OBJECTIVE —
Copy out the lines that have "Region" in them.

STORED RECORDS —
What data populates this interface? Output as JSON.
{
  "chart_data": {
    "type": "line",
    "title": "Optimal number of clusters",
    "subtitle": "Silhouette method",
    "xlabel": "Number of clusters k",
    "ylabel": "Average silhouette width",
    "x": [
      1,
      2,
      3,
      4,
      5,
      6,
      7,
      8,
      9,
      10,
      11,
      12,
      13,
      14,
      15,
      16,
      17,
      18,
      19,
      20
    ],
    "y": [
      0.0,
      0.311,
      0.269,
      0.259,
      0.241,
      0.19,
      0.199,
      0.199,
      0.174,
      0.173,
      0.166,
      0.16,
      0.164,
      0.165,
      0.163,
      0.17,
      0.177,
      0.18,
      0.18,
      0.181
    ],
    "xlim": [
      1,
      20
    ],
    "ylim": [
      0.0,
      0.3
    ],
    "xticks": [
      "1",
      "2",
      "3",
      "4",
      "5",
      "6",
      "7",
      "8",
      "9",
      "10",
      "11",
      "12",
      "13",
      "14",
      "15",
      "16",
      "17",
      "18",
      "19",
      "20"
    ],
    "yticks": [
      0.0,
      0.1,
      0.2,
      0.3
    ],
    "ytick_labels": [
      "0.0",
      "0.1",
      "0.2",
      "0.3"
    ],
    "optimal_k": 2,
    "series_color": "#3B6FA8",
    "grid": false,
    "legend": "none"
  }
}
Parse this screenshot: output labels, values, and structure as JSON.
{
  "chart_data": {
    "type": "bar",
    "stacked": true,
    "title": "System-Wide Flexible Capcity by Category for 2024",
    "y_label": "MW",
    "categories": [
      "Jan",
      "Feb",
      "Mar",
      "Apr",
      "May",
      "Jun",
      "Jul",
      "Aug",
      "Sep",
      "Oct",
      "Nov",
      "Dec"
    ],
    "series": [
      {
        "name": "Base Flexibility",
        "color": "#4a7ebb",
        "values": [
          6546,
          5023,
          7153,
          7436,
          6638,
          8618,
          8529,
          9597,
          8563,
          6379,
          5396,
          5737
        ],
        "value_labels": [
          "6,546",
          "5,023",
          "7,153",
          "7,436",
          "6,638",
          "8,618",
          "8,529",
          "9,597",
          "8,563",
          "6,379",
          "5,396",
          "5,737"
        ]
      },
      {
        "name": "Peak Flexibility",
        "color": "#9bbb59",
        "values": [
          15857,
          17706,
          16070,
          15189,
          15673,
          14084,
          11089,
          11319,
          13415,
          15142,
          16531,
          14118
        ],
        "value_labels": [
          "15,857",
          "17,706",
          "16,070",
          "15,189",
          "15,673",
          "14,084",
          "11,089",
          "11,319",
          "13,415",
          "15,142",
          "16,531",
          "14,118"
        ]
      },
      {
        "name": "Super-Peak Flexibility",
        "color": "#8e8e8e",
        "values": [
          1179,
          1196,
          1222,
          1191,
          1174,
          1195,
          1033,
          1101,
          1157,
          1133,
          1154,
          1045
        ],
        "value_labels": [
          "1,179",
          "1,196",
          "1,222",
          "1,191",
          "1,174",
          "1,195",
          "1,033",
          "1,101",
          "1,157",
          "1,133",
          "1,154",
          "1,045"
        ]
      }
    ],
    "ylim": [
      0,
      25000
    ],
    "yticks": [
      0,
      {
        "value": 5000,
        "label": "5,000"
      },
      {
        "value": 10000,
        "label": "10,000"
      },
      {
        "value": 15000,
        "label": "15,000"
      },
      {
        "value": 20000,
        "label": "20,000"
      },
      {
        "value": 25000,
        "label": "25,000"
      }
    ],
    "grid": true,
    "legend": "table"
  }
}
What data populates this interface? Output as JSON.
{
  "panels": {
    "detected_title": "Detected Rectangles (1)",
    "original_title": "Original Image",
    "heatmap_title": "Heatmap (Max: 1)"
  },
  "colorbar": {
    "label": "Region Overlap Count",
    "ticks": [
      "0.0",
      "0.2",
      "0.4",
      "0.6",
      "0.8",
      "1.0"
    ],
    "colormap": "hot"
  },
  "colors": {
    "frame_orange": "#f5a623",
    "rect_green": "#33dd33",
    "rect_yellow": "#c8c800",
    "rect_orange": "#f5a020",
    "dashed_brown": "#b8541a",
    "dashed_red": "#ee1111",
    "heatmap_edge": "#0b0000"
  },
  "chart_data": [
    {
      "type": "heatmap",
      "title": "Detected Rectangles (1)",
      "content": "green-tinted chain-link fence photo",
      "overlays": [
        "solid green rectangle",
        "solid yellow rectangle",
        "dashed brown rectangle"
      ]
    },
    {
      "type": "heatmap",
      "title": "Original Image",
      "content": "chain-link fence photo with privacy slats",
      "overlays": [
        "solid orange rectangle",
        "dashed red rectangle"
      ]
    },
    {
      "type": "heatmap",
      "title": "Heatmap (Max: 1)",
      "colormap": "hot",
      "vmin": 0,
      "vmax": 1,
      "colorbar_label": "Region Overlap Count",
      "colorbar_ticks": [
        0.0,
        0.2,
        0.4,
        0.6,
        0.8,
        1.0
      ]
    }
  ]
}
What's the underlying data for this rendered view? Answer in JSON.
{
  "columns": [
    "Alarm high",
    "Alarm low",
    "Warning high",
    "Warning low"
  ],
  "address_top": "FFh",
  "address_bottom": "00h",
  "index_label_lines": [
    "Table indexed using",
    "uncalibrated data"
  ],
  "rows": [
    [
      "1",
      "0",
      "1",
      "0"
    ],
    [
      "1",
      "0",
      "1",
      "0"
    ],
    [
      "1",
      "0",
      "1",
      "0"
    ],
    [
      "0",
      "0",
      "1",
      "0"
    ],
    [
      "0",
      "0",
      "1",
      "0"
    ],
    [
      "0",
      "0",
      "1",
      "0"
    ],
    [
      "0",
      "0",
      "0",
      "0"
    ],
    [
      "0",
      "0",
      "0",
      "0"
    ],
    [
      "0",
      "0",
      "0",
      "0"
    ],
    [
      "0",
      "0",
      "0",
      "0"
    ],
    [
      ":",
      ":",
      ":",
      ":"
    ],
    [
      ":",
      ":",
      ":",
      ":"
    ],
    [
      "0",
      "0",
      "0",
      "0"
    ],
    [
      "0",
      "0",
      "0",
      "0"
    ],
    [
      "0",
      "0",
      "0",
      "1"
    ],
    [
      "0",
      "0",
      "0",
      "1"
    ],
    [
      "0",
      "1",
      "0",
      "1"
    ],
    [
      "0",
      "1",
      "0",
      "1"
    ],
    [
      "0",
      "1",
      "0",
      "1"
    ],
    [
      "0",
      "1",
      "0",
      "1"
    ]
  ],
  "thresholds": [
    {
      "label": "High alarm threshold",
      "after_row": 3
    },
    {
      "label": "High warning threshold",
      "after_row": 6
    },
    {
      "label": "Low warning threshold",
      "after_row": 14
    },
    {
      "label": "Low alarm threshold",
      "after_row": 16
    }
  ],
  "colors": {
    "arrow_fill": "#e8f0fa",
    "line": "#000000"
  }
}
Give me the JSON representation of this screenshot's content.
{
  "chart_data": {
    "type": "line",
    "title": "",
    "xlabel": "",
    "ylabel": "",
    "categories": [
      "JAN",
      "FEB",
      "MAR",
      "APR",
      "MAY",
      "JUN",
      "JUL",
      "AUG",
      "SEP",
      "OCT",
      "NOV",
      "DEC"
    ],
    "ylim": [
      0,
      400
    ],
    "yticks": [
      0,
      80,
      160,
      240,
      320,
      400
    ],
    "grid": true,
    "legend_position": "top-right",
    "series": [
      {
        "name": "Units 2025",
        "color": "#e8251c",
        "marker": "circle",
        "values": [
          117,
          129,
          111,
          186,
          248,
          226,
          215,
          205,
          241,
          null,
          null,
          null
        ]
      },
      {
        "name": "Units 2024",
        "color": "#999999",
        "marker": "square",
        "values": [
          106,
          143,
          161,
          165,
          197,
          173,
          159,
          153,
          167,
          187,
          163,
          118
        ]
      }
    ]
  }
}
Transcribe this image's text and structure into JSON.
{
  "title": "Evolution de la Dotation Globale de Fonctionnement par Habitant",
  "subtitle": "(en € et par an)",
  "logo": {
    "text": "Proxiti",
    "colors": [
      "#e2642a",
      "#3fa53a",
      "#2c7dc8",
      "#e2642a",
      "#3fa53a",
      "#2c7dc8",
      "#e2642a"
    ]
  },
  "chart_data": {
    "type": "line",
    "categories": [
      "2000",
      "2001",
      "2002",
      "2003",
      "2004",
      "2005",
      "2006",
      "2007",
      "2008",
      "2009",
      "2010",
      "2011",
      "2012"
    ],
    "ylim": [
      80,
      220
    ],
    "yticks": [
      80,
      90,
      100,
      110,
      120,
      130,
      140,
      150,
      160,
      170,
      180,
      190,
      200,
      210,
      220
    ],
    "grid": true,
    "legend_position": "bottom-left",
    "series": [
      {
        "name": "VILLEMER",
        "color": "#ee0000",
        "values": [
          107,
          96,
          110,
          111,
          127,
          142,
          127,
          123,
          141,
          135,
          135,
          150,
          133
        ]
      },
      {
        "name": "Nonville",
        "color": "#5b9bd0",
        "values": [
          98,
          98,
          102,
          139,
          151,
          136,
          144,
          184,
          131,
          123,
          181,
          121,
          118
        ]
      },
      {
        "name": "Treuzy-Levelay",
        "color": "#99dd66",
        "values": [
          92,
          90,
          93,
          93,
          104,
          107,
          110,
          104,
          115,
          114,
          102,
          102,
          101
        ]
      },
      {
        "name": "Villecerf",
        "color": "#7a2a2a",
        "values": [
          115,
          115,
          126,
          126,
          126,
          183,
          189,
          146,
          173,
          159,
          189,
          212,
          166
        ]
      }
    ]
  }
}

RESPONSE —
    "label": "Region Overlap Count",
      "colorbar_label": "Region Overlap Count",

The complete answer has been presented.